**Exercise description:**
Work out the number of lines in the listing that include the string "document". Reply with that number alone.

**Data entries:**
===

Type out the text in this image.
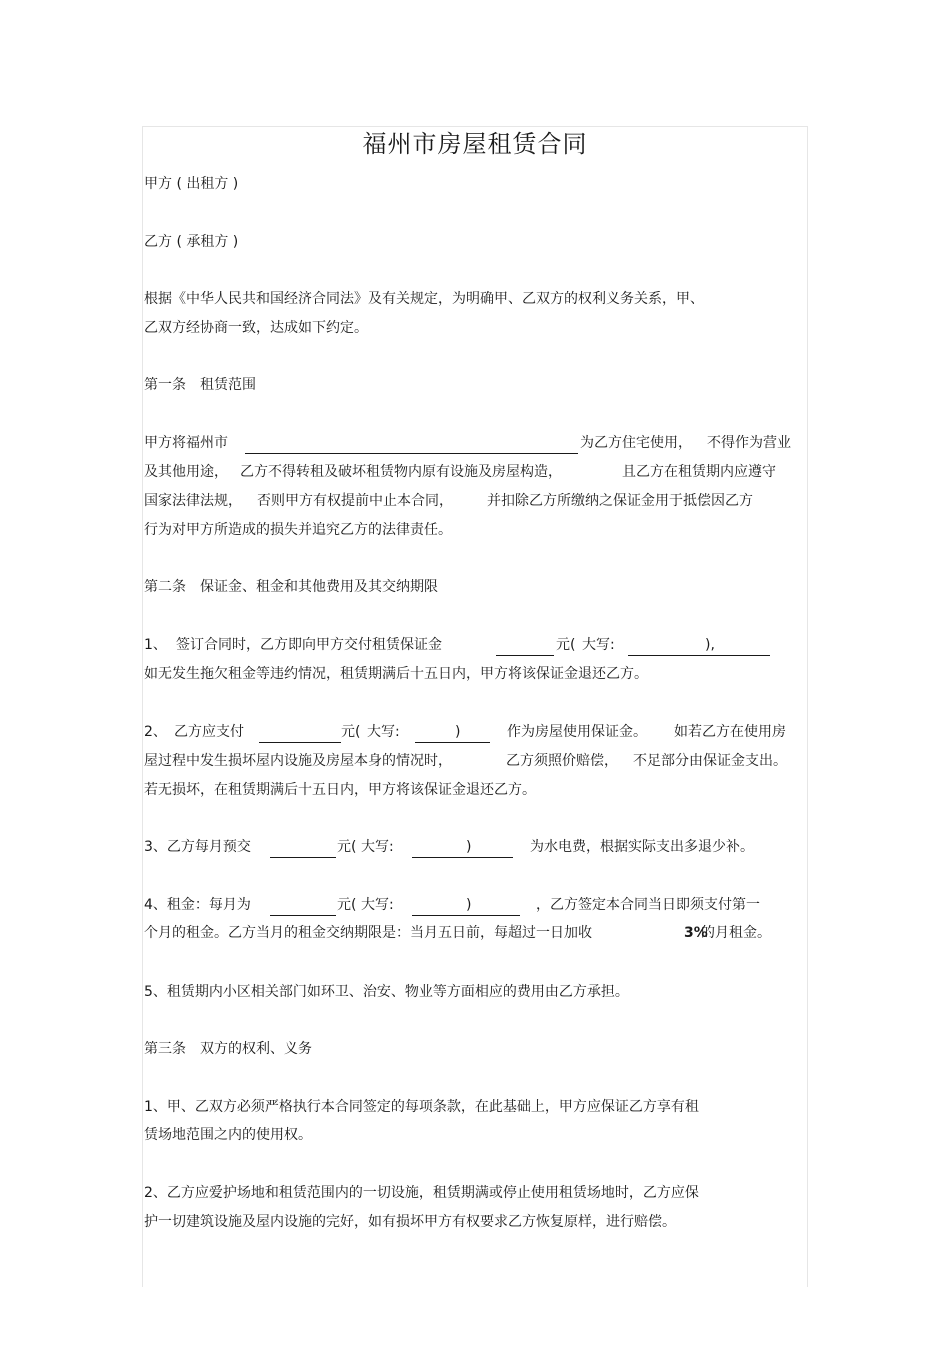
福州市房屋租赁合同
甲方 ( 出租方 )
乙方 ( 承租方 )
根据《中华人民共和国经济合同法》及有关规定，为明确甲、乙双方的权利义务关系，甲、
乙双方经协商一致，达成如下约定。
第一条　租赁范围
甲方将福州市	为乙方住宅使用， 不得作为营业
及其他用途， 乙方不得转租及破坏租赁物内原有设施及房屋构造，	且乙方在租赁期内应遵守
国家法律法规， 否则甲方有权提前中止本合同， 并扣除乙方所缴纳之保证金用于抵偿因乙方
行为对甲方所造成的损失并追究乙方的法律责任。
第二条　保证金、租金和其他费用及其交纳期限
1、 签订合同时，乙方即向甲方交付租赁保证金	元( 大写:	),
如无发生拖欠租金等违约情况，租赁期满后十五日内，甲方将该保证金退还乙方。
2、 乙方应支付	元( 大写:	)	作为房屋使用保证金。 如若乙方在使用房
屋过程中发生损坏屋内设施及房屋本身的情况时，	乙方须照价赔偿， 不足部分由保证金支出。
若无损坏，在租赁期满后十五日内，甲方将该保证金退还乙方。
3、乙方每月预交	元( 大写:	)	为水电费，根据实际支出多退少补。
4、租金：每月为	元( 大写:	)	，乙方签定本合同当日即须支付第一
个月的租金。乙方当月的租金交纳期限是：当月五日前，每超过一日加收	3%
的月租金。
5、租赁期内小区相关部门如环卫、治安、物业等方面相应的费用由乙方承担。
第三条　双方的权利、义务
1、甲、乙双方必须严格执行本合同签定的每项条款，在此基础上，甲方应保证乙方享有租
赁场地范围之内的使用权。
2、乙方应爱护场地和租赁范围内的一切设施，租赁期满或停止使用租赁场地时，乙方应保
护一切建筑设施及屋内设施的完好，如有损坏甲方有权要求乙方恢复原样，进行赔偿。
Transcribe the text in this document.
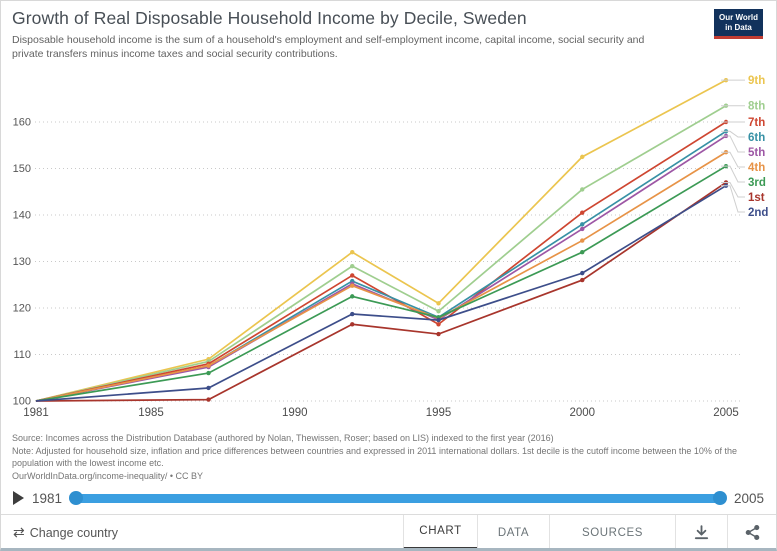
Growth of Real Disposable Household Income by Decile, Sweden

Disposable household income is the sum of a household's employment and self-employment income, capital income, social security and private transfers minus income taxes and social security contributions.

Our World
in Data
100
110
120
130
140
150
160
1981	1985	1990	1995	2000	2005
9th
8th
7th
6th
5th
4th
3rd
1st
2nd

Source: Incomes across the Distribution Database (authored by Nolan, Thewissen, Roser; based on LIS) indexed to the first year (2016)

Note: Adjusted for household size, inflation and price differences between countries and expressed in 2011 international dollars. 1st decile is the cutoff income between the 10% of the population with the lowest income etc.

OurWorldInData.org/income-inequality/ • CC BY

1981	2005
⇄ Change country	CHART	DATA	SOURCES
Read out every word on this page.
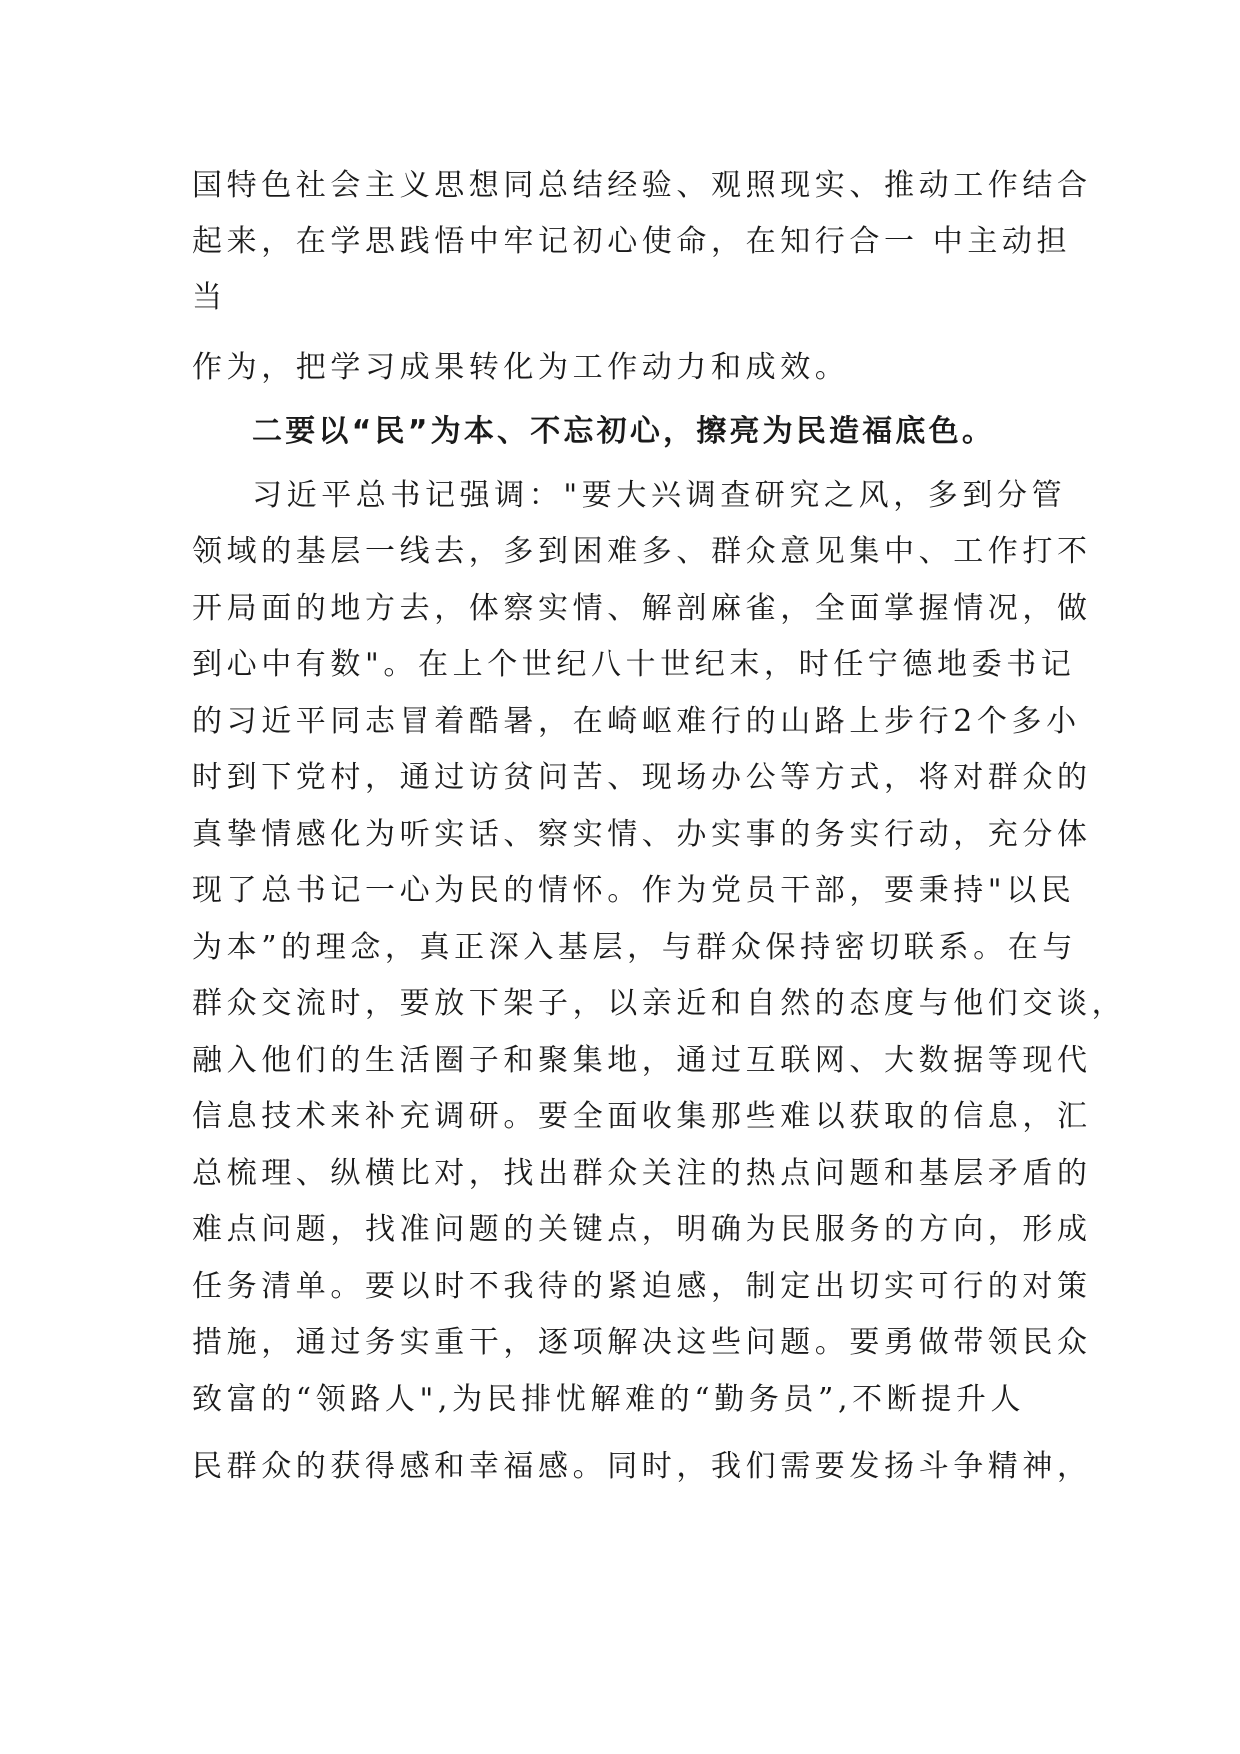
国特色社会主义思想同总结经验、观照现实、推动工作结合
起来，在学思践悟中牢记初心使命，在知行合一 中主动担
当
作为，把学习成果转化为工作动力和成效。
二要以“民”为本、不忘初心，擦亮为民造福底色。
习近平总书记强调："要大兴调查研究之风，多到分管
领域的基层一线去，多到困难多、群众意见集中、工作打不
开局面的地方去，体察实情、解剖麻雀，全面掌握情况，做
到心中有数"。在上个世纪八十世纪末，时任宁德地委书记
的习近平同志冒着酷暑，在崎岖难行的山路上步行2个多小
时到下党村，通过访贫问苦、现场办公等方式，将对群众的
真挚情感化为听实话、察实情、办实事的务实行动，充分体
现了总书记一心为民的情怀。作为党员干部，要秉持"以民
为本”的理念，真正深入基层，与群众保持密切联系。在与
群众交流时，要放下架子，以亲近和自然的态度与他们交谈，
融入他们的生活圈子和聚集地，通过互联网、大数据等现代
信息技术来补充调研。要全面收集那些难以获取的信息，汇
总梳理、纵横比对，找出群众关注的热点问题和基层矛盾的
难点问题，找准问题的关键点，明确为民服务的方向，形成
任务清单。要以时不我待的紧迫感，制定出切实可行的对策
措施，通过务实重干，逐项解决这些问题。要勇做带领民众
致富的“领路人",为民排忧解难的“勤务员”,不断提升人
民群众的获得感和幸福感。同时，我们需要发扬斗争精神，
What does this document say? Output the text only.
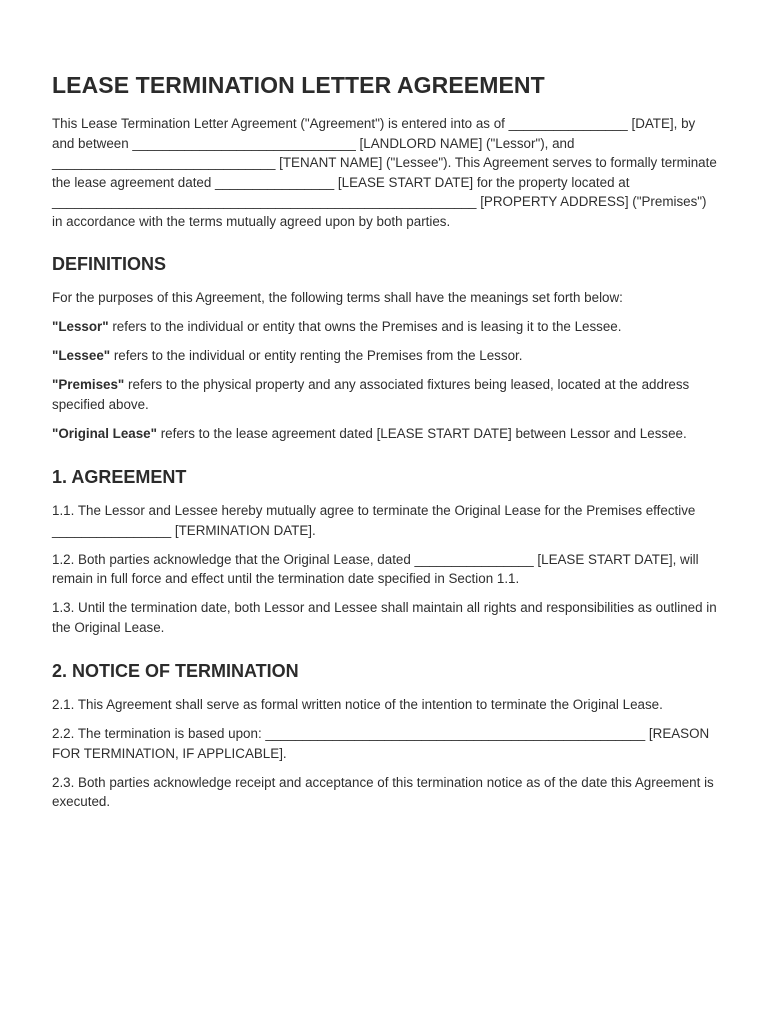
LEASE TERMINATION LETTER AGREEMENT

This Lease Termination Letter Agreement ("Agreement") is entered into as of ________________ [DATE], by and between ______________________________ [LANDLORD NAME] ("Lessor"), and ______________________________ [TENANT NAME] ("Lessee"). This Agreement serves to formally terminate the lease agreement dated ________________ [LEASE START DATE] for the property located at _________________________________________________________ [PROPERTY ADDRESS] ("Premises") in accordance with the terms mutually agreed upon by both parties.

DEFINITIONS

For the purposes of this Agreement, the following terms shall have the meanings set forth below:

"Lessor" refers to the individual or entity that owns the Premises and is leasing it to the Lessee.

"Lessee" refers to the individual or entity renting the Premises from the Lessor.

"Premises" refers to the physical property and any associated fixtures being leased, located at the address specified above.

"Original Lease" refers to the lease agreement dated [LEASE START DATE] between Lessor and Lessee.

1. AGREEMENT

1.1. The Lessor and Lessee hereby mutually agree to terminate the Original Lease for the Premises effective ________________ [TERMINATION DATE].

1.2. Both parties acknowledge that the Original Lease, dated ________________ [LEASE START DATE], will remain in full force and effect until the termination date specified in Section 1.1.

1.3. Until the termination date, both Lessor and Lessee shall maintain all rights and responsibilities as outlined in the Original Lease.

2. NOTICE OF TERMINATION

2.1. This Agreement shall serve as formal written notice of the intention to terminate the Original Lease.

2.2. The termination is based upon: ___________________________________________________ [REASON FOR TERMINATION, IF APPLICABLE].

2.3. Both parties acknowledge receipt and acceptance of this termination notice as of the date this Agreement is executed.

===

**Response:**
2